• [BRIEF]: Report every line from the material that contains the word "Heliocentric".

Saved entries
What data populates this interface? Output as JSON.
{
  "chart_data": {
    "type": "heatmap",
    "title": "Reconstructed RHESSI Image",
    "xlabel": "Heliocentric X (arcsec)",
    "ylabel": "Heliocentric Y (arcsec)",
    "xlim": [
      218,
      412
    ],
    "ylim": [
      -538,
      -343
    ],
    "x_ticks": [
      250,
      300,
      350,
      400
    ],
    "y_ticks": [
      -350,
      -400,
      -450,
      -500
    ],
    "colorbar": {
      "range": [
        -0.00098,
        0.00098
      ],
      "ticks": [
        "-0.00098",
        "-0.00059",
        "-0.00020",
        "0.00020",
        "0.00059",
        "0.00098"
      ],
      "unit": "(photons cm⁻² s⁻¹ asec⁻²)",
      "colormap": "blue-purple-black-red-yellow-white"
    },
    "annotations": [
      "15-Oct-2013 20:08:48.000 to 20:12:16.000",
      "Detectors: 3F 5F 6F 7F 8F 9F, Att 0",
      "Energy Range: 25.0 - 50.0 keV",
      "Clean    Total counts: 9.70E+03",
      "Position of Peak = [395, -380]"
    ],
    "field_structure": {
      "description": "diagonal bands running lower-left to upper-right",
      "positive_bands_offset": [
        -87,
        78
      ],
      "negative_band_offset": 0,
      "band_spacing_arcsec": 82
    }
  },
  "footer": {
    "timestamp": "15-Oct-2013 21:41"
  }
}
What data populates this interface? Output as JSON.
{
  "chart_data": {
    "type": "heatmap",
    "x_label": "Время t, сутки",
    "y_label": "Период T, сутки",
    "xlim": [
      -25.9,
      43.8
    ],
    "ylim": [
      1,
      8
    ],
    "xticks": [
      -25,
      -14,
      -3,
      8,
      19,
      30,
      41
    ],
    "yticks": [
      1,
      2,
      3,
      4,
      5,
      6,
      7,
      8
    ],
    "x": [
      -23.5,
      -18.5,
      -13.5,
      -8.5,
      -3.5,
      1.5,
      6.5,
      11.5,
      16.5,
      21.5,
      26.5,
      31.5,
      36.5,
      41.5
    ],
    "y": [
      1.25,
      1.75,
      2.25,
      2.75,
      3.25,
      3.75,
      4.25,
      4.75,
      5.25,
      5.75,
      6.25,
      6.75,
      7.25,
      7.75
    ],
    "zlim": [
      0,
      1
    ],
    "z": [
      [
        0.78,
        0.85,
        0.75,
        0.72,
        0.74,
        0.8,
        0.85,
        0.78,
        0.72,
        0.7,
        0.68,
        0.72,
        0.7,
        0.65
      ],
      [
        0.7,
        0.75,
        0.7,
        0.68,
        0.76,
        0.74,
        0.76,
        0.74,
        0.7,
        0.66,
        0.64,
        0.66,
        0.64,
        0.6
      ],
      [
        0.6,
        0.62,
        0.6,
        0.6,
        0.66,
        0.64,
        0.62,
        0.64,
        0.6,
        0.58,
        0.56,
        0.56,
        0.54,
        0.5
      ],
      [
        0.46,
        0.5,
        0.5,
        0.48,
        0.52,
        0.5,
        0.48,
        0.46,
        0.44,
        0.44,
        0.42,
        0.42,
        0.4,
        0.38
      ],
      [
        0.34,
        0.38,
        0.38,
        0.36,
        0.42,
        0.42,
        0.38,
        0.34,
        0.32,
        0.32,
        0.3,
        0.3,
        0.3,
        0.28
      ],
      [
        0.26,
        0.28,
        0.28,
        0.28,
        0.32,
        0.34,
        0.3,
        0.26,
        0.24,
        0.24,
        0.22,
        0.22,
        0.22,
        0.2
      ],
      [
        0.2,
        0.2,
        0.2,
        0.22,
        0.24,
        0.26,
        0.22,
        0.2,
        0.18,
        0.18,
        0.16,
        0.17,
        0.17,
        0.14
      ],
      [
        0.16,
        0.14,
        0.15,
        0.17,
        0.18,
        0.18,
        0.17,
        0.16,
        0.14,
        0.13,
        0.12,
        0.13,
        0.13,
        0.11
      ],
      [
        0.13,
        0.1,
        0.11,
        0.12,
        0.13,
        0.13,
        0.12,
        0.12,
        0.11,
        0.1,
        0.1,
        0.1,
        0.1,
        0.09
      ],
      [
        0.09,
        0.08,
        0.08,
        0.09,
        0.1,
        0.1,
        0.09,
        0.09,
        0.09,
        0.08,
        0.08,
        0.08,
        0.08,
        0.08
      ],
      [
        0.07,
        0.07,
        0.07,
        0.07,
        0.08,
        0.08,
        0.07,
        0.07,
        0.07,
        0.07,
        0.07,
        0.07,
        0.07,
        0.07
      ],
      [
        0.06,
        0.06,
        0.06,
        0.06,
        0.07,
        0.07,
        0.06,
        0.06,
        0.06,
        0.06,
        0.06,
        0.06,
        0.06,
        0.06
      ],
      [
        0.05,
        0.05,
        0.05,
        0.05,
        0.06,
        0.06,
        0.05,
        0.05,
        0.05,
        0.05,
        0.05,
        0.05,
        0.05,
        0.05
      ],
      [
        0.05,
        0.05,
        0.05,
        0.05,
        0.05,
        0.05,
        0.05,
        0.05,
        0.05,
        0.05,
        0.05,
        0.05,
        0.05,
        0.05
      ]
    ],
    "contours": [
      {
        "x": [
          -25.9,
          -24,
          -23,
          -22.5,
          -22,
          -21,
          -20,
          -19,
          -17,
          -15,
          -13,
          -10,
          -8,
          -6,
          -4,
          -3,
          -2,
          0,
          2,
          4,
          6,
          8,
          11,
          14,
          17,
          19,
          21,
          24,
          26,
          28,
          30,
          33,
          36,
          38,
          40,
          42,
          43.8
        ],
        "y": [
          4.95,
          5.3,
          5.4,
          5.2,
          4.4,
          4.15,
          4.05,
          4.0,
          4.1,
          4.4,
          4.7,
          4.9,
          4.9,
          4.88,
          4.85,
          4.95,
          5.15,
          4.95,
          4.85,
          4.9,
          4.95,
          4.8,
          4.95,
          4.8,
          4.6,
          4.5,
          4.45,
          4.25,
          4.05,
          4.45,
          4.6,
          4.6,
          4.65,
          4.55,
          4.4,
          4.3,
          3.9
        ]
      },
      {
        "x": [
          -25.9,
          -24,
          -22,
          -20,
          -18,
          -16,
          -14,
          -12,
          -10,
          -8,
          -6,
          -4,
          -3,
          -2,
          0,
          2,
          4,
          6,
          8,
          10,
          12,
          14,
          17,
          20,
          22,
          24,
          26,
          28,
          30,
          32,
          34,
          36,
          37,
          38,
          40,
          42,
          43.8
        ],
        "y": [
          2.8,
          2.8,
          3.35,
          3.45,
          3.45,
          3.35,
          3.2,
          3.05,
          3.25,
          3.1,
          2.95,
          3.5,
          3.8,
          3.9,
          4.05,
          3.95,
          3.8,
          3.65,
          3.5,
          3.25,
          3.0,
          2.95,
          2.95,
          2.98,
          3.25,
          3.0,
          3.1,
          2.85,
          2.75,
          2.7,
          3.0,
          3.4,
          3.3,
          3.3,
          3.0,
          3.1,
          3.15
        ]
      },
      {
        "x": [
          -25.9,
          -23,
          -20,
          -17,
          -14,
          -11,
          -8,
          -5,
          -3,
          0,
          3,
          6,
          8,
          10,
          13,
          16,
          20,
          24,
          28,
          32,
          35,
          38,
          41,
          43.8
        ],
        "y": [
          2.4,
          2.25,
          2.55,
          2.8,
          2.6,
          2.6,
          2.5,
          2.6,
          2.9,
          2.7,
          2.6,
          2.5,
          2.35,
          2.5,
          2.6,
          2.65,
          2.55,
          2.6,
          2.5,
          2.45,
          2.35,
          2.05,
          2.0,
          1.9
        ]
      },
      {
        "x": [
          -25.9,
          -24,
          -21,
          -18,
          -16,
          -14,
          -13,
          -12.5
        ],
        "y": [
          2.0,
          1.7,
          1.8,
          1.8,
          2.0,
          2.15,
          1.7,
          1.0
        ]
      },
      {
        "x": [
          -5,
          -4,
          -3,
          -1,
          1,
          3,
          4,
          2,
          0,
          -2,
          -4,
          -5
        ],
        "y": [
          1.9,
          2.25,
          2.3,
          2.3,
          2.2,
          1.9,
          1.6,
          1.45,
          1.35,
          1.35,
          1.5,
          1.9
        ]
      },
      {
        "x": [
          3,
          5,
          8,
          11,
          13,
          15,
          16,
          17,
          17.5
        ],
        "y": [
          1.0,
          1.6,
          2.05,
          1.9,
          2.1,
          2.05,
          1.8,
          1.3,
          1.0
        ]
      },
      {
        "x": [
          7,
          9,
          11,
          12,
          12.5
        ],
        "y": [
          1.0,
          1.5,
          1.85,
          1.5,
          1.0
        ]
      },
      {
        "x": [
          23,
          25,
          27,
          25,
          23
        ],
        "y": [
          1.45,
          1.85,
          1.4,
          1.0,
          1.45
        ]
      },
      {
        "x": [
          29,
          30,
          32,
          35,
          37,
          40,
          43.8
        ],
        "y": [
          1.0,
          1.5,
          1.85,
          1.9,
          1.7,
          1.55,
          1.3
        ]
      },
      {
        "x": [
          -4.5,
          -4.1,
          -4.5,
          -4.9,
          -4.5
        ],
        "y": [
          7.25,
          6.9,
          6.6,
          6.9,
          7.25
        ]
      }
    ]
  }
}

• [RESULT FOR THIS EXERCISE]:
    "xlabel": "Heliocentric X (arcsec)",
    "ylabel": "Heliocentric Y (arcsec)",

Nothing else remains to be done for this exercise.